═══ Supplied material ═══
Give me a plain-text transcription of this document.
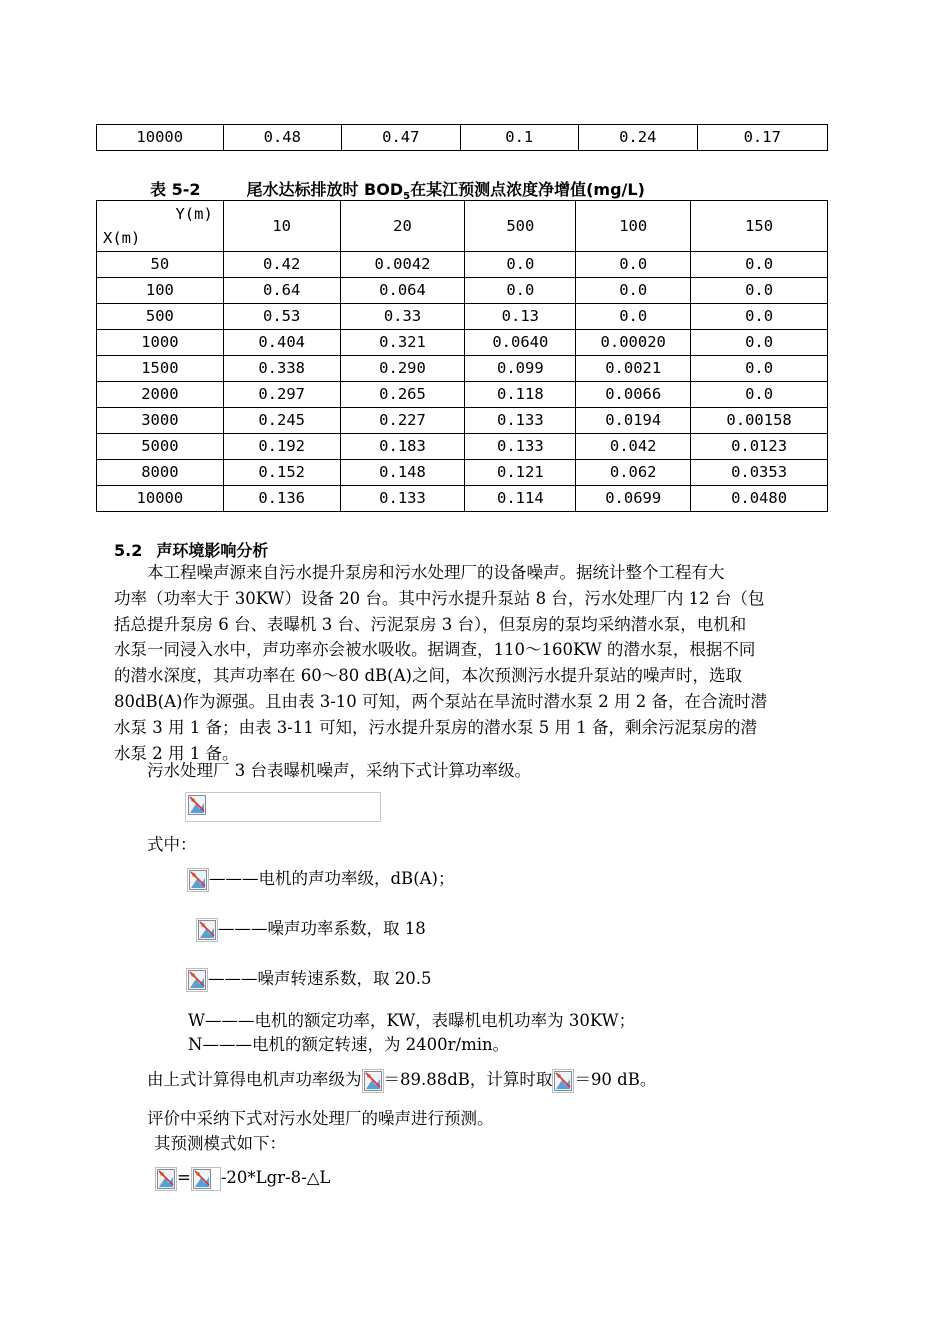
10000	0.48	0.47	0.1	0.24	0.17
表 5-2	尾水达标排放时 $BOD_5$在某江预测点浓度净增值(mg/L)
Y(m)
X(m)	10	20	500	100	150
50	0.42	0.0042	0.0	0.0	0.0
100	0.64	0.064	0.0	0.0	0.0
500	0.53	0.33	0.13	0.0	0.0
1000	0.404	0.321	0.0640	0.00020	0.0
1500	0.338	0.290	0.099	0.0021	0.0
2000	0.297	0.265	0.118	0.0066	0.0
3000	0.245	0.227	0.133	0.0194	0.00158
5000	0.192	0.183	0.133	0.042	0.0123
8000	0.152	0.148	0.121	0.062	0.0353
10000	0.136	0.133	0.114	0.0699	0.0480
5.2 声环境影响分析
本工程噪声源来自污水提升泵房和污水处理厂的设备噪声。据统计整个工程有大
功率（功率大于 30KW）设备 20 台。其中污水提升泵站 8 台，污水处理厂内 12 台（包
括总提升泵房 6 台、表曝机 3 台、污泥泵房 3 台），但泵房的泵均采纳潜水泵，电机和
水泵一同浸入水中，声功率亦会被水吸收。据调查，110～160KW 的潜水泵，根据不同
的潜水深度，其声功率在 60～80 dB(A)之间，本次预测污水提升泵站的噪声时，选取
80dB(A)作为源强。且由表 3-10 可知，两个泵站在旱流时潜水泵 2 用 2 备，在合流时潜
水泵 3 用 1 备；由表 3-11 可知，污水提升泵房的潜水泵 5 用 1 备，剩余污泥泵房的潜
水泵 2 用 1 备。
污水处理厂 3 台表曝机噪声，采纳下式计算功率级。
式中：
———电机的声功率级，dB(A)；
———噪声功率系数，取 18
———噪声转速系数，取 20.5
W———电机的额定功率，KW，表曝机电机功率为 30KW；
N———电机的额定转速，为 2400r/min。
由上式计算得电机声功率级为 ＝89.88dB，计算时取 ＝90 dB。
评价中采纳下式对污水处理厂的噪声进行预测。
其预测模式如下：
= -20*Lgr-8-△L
═══
Work required:
Verbatim reproduction of every record is required; images are left out.

Reply:
Give me a plain-text transcription of this document.
10000	0.48	0.47	0.1	0.24	0.17
表 5-2	尾水达标排放时 $BOD_5$在某江预测点浓度净增值(mg/L)
Y(m)
X(m)	10	20	500	100	150
50	0.42	0.0042	0.0	0.0	0.0
100	0.64	0.064	0.0	0.0	0.0
500	0.53	0.33	0.13	0.0	0.0
1000	0.404	0.321	0.0640	0.00020	0.0
1500	0.338	0.290	0.099	0.0021	0.0
2000	0.297	0.265	0.118	0.0066	0.0
3000	0.245	0.227	0.133	0.0194	0.00158
5000	0.192	0.183	0.133	0.042	0.0123
8000	0.152	0.148	0.121	0.062	0.0353
10000	0.136	0.133	0.114	0.0699	0.0480
5.2 声环境影响分析
本工程噪声源来自污水提升泵房和污水处理厂的设备噪声。据统计整个工程有大
功率（功率大于 30KW）设备 20 台。其中污水提升泵站 8 台，污水处理厂内 12 台（包
括总提升泵房 6 台、表曝机 3 台、污泥泵房 3 台），但泵房的泵均采纳潜水泵，电机和
水泵一同浸入水中，声功率亦会被水吸收。据调查，110～160KW 的潜水泵，根据不同
的潜水深度，其声功率在 60～80 dB(A)之间，本次预测污水提升泵站的噪声时，选取
80dB(A)作为源强。且由表 3-10 可知，两个泵站在旱流时潜水泵 2 用 2 备，在合流时潜
水泵 3 用 1 备；由表 3-11 可知，污水提升泵房的潜水泵 5 用 1 备，剩余污泥泵房的潜
水泵 2 用 1 备。
污水处理厂 3 台表曝机噪声，采纳下式计算功率级。
式中：
———电机的声功率级，dB(A)；
———噪声功率系数，取 18
———噪声转速系数，取 20.5
W———电机的额定功率，KW，表曝机电机功率为 30KW；
N———电机的额定转速，为 2400r/min。
由上式计算得电机声功率级为 ＝89.88dB，计算时取 ＝90 dB。
评价中采纳下式对污水处理厂的噪声进行预测。
其预测模式如下：
= -20*Lgr-8-△L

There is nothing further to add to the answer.